── Source material ──

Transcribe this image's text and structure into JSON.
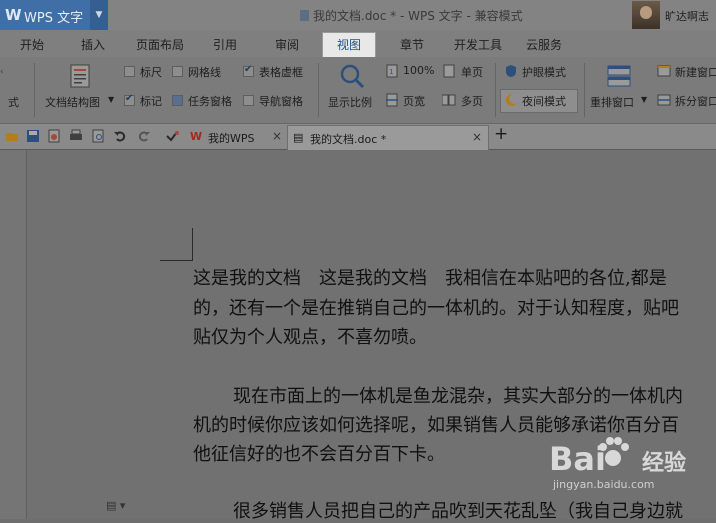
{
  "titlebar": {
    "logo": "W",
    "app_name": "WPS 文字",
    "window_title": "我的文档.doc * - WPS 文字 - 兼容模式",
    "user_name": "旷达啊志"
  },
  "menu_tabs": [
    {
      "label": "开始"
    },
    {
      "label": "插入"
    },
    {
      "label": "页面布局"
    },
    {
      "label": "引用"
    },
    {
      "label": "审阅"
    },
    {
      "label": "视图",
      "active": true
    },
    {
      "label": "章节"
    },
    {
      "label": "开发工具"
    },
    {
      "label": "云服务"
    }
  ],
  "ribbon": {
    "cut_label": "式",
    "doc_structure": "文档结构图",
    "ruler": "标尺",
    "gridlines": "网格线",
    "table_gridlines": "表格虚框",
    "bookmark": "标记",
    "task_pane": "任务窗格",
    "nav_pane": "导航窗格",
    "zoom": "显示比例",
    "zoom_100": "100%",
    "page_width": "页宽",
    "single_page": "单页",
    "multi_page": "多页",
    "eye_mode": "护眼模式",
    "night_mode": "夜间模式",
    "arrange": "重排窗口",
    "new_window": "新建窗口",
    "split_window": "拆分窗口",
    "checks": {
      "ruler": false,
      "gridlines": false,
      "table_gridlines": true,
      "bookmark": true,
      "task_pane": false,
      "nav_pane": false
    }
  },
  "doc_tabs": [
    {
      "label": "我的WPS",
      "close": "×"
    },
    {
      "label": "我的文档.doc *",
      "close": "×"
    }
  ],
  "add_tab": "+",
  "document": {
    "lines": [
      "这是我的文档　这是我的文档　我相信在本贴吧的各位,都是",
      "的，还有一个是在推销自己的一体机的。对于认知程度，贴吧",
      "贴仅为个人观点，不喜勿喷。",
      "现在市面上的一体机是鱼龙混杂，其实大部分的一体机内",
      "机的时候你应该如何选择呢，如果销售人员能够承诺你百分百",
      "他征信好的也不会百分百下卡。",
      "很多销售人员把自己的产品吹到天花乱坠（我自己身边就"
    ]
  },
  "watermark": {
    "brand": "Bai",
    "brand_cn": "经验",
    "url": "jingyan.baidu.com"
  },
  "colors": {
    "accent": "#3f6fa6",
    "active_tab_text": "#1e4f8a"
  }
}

───

Task to carry out: Write out the data precisely as given, excluding the pictures.

Answer to this exercise:
Transcribe this image's text and structure into JSON.
{
  "titlebar": {
    "logo": "W",
    "app_name": "WPS 文字",
    "window_title": "我的文档.doc * - WPS 文字 - 兼容模式",
    "user_name": "旷达啊志"
  },
  "menu_tabs": [
    {
      "label": "开始"
    },
    {
      "label": "插入"
    },
    {
      "label": "页面布局"
    },
    {
      "label": "引用"
    },
    {
      "label": "审阅"
    },
    {
      "label": "视图",
      "active": true
    },
    {
      "label": "章节"
    },
    {
      "label": "开发工具"
    },
    {
      "label": "云服务"
    }
  ],
  "ribbon": {
    "cut_label": "式",
    "doc_structure": "文档结构图",
    "ruler": "标尺",
    "gridlines": "网格线",
    "table_gridlines": "表格虚框",
    "bookmark": "标记",
    "task_pane": "任务窗格",
    "nav_pane": "导航窗格",
    "zoom": "显示比例",
    "zoom_100": "100%",
    "page_width": "页宽",
    "single_page": "单页",
    "multi_page": "多页",
    "eye_mode": "护眼模式",
    "night_mode": "夜间模式",
    "arrange": "重排窗口",
    "new_window": "新建窗口",
    "split_window": "拆分窗口",
    "checks": {
      "ruler": false,
      "gridlines": false,
      "table_gridlines": true,
      "bookmark": true,
      "task_pane": false,
      "nav_pane": false
    }
  },
  "doc_tabs": [
    {
      "label": "我的WPS",
      "close": "×"
    },
    {
      "label": "我的文档.doc *",
      "close": "×"
    }
  ],
  "add_tab": "+",
  "document": {
    "lines": [
      "这是我的文档　这是我的文档　我相信在本贴吧的各位,都是",
      "的，还有一个是在推销自己的一体机的。对于认知程度，贴吧",
      "贴仅为个人观点，不喜勿喷。",
      "现在市面上的一体机是鱼龙混杂，其实大部分的一体机内",
      "机的时候你应该如何选择呢，如果销售人员能够承诺你百分百",
      "他征信好的也不会百分百下卡。",
      "很多销售人员把自己的产品吹到天花乱坠（我自己身边就"
    ]
  },
  "watermark": {
    "brand": "Bai",
    "brand_cn": "经验",
    "url": "jingyan.baidu.com"
  },
  "colors": {
    "accent": "#3f6fa6",
    "active_tab_text": "#1e4f8a"
  }
}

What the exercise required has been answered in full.